> WHAT NEEDS TO BE DONE: Copy out the items word for word, from the first line through the line containing "page-subtitle: Зарегистрирован разряд", including both of those lines.

◆ ◆ ◆

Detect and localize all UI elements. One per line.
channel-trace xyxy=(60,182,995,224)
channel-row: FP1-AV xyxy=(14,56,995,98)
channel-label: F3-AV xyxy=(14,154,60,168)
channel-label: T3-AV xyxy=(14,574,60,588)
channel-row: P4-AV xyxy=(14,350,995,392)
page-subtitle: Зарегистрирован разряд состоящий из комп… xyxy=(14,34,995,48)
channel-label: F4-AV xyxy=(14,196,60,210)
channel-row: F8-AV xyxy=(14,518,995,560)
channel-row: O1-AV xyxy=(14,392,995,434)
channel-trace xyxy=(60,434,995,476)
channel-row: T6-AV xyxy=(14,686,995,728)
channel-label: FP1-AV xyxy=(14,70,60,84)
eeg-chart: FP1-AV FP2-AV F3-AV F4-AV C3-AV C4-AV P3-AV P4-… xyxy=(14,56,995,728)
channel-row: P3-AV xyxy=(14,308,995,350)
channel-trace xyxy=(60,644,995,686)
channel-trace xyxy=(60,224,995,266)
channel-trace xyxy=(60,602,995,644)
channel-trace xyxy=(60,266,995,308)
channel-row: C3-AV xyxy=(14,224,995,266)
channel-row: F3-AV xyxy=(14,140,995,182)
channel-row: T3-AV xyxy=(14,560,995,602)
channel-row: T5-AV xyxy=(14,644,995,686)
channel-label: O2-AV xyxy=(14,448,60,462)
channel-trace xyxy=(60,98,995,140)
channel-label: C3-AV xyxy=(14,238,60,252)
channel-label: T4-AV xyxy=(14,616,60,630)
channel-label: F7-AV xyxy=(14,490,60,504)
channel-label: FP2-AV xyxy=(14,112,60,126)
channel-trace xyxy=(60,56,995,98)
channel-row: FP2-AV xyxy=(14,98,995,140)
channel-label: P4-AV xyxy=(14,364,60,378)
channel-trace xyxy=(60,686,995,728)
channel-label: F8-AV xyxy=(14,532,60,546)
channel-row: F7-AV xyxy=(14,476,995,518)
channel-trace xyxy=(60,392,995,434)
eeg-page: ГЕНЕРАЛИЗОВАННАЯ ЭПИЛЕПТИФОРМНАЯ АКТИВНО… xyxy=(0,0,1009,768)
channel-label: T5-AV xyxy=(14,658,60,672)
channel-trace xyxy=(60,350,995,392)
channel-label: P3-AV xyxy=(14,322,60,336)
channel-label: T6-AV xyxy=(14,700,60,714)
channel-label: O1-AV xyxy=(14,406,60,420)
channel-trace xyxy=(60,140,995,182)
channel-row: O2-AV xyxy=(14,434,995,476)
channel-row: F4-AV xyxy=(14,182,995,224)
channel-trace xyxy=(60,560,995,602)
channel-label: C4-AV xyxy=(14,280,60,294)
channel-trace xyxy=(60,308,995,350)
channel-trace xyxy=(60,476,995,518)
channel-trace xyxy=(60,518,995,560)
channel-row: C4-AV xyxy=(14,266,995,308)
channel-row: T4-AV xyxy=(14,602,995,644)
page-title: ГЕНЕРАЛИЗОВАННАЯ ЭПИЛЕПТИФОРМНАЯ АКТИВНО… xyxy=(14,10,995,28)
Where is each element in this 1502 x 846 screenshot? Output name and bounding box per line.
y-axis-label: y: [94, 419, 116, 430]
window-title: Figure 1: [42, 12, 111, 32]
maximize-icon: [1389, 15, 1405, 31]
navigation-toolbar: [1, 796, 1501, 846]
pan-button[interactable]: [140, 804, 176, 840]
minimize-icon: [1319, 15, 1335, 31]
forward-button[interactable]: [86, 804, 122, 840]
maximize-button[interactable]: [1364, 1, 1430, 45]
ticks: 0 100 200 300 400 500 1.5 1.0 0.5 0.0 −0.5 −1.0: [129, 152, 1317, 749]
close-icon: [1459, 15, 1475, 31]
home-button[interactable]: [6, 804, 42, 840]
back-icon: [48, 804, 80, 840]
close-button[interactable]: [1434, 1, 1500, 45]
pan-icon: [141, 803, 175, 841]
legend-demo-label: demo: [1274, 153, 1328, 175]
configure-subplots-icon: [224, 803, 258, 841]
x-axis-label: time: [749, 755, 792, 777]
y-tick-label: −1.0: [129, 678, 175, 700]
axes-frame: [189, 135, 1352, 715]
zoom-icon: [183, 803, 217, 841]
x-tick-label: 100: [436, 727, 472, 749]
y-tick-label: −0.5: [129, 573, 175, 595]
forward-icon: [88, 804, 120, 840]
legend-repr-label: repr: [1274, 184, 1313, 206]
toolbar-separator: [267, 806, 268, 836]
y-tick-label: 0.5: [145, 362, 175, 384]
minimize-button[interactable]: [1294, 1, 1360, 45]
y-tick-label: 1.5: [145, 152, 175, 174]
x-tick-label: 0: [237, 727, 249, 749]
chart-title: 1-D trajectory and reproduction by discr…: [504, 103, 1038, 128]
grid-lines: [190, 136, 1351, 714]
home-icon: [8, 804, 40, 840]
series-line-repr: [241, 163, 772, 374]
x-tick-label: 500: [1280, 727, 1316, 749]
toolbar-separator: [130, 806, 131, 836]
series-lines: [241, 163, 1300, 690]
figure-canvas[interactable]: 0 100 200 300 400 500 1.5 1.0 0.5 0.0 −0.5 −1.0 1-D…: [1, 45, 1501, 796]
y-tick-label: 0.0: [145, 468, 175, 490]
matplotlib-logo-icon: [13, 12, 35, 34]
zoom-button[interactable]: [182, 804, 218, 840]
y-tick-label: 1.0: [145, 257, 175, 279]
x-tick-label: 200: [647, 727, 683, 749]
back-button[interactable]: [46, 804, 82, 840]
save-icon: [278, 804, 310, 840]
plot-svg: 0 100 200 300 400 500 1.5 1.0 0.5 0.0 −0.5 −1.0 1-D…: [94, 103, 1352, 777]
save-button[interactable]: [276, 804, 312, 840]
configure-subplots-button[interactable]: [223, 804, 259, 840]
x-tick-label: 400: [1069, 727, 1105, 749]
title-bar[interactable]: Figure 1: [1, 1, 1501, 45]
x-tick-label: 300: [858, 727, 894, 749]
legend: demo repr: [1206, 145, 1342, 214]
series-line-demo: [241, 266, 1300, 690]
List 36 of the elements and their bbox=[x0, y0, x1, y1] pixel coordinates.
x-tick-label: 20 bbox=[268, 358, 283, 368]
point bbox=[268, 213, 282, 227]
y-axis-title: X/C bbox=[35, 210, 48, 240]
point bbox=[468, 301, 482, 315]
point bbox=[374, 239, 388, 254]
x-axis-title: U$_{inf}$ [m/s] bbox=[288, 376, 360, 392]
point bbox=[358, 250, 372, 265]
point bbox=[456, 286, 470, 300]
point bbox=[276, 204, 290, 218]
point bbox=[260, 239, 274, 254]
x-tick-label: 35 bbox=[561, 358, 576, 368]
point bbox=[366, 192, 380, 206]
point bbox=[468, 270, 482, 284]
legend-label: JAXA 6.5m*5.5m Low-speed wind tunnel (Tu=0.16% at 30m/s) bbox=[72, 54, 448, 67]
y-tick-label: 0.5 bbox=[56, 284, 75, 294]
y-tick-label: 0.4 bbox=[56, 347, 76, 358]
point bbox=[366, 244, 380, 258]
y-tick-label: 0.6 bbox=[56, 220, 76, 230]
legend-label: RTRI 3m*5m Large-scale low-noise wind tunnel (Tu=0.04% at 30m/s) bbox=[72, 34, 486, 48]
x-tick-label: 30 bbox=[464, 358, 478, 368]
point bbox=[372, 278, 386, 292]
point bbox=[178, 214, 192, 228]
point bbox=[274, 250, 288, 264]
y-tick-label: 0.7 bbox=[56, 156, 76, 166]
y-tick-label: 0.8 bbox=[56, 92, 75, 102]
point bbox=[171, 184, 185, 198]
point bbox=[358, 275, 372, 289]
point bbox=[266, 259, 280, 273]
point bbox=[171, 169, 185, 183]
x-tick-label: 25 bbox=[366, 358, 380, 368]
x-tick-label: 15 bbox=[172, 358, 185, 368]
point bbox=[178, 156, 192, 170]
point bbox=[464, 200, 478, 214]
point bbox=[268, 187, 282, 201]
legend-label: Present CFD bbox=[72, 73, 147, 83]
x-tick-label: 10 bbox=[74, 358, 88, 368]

◆ ◆ ◆

> ANSWER FOR THE TASK:
Detect and localize all UI elements. One per line.
channel-trace xyxy=(60,182,995,224)
channel-row: FP1-AV xyxy=(14,56,995,98)
channel-label: F3-AV xyxy=(14,154,60,168)
channel-label: T3-AV xyxy=(14,574,60,588)
channel-row: P4-AV xyxy=(14,350,995,392)
page-subtitle: Зарегистрирован разряд состоящий из комп… xyxy=(14,34,995,48)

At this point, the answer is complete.